§ Written problem:
Copy, in full, each line of the material that holds the word "масла".

-- START OF Given data --

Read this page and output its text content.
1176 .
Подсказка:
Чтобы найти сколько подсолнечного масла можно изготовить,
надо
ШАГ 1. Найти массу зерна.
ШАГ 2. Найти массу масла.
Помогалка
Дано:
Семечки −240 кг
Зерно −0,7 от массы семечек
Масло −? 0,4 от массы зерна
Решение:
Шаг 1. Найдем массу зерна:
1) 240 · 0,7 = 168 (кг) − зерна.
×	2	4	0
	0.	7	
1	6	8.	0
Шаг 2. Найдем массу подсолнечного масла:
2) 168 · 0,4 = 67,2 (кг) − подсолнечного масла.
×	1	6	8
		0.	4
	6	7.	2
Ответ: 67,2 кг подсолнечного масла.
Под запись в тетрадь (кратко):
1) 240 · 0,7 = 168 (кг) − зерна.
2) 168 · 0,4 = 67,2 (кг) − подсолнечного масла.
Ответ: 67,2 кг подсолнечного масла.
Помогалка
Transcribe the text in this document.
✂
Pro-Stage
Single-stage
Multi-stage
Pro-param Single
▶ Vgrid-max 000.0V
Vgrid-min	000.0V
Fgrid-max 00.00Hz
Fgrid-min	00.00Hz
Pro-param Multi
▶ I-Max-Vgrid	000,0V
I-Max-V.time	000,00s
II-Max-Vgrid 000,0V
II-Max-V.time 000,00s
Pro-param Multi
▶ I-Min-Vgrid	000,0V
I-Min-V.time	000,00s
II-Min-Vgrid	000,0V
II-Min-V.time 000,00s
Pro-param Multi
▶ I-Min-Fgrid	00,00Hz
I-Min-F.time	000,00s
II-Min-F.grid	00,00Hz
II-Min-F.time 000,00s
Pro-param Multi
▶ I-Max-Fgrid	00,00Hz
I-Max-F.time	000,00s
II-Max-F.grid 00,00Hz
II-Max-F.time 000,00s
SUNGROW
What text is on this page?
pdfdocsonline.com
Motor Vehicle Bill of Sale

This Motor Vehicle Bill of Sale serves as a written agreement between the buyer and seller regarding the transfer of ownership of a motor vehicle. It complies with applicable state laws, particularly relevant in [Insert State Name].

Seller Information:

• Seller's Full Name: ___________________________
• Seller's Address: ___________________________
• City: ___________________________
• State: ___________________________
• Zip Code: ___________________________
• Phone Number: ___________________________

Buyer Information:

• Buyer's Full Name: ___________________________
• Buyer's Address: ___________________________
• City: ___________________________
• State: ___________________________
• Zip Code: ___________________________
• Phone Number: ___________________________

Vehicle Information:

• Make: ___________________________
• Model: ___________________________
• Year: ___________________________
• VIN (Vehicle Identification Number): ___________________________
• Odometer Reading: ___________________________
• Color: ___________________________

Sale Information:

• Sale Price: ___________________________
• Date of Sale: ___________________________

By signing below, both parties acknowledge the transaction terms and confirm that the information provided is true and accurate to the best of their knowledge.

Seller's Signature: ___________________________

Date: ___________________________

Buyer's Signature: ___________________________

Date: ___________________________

-- END OF Given data --

§ Reply to the task:
Чтобы найти сколько подсолнечного масла можно изготовить,
ШАГ 2. Найти массу масла.
Шаг 2. Найдем массу подсолнечного масла:
2) 168 · 0,4 = 67,2 (кг) − подсолнечного масла.
Ответ: 67,2 кг подсолнечного масла.
2) 168 · 0,4 = 67,2 (кг) − подсолнечного масла.
Ответ: 67,2 кг подсолнечного масла.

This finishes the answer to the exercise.